→ **The problem**:
The complete listing should be restated exactly.

→ **Provided records**:

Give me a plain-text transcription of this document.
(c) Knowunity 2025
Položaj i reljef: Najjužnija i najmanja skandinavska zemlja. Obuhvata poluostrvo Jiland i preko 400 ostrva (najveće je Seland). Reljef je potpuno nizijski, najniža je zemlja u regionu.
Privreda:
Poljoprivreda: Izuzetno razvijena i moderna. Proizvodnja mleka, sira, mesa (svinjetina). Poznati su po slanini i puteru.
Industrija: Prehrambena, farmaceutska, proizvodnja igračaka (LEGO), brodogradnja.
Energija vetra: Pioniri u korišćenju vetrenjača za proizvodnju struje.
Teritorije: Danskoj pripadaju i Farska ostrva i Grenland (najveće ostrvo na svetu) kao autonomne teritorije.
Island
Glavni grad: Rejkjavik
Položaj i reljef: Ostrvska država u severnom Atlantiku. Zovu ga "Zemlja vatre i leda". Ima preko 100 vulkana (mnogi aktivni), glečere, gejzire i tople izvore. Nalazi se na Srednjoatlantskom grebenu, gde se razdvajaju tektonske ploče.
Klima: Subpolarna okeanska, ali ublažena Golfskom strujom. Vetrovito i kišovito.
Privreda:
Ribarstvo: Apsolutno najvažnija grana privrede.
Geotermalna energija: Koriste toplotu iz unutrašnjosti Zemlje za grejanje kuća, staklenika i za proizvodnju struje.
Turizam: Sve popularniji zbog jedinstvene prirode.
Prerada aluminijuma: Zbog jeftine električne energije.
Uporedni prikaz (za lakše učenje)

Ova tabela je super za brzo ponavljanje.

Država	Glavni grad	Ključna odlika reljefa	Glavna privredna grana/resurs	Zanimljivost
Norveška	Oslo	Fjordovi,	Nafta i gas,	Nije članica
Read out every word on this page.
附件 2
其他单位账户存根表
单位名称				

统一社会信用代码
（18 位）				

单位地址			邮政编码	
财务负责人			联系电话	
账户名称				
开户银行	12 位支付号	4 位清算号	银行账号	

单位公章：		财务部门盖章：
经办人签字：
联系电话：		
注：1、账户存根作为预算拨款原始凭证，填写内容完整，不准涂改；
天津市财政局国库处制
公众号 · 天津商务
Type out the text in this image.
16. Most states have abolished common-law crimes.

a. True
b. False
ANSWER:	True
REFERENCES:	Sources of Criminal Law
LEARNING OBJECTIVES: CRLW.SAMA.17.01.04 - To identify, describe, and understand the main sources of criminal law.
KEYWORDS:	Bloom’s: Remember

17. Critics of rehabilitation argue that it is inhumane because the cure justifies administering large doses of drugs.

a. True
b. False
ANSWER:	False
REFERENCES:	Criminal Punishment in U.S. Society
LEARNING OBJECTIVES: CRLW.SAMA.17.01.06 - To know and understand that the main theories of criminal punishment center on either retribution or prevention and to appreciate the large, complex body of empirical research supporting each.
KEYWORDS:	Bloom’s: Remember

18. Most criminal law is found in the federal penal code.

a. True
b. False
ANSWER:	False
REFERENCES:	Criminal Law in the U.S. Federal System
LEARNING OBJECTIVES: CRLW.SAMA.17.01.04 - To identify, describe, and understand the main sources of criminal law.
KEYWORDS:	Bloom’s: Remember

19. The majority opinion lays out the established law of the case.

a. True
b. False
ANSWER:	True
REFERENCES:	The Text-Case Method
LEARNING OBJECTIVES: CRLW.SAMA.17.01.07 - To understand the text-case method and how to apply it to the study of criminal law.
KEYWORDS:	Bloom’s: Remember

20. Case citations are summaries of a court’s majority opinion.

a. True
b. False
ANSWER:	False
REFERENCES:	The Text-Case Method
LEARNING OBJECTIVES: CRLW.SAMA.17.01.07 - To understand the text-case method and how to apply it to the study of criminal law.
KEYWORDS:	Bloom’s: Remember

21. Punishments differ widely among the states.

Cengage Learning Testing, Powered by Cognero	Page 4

→ **Solution**:
Give me a plain-text transcription of this document.
(c) Knowunity 2025
Položaj i reljef: Najjužnija i najmanja skandinavska zemlja. Obuhvata poluostrvo Jiland i preko 400 ostrva (najveće je Seland). Reljef je potpuno nizijski, najniža je zemlja u regionu.
Privreda:
Poljoprivreda: Izuzetno razvijena i moderna. Proizvodnja mleka, sira, mesa (svinjetina). Poznati su po slanini i puteru.
Industrija: Prehrambena, farmaceutska, proizvodnja igračaka (LEGO), brodogradnja.
Energija vetra: Pioniri u korišćenju vetrenjača za proizvodnju struje.
Teritorije: Danskoj pripadaju i Farska ostrva i Grenland (najveće ostrvo na svetu) kao autonomne teritorije.
Island
Glavni grad: Rejkjavik
Položaj i reljef: Ostrvska država u severnom Atlantiku. Zovu ga "Zemlja vatre i leda". Ima preko 100 vulkana (mnogi aktivni), glečere, gejzire i tople izvore. Nalazi se na Srednjoatlantskom grebenu, gde se razdvajaju tektonske ploče.
Klima: Subpolarna okeanska, ali ublažena Golfskom strujom. Vetrovito i kišovito.
Privreda:
Ribarstvo: Apsolutno najvažnija grana privrede.
Geotermalna energija: Koriste toplotu iz unutrašnjosti Zemlje za grejanje kuća, staklenika i za proizvodnju struje.
Turizam: Sve popularniji zbog jedinstvene prirode.
Prerada aluminijuma: Zbog jeftine električne energije.
Uporedni prikaz (za lakše učenje)

Ova tabela je super za brzo ponavljanje.

Država	Glavni grad	Ključna odlika reljefa	Glavna privredna grana/resurs	Zanimljivost
Norveška	Oslo	Fjordovi,	Nafta i gas,	Nije članica
Read out every word on this page.
附件 2
其他单位账户存根表
单位名称				

统一社会信用代码
（18 位）				

单位地址			邮政编码	
财务负责人			联系电话	
账户名称				
开户银行	12 位支付号	4 位清算号	银行账号	

单位公章：		财务部门盖章：
经办人签字：
联系电话：		
注：1、账户存根作为预算拨款原始凭证，填写内容完整，不准涂改；
天津市财政局国库处制
公众号 · 天津商务
Type out the text in this image.
16. Most states have abolished common-law crimes.

a. True
b. False
ANSWER:	True
REFERENCES:	Sources of Criminal Law
LEARNING OBJECTIVES: CRLW.SAMA.17.01.04 - To identify, describe, and understand the main sources of criminal law.
KEYWORDS:	Bloom’s: Remember

17. Critics of rehabilitation argue that it is inhumane because the cure justifies administering large doses of drugs.

a. True
b. False
ANSWER:	False
REFERENCES:	Criminal Punishment in U.S. Society
LEARNING OBJECTIVES: CRLW.SAMA.17.01.06 - To know and understand that the main theories of criminal punishment center on either retribution or prevention and to appreciate the large, complex body of empirical research supporting each.
KEYWORDS:	Bloom’s: Remember

18. Most criminal law is found in the federal penal code.

a. True
b. False
ANSWER:	False
REFERENCES:	Criminal Law in the U.S. Federal System
LEARNING OBJECTIVES: CRLW.SAMA.17.01.04 - To identify, describe, and understand the main sources of criminal law.
KEYWORDS:	Bloom’s: Remember

19. The majority opinion lays out the established law of the case.

a. True
b. False
ANSWER:	True
REFERENCES:	The Text-Case Method
LEARNING OBJECTIVES: CRLW.SAMA.17.01.07 - To understand the text-case method and how to apply it to the study of criminal law.
KEYWORDS:	Bloom’s: Remember

20. Case citations are summaries of a court’s majority opinion.

a. True
b. False
ANSWER:	False
REFERENCES:	The Text-Case Method
LEARNING OBJECTIVES: CRLW.SAMA.17.01.07 - To understand the text-case method and how to apply it to the study of criminal law.
KEYWORDS:	Bloom’s: Remember

21. Punishments differ widely among the states.

Cengage Learning Testing, Powered by Cognero	Page 4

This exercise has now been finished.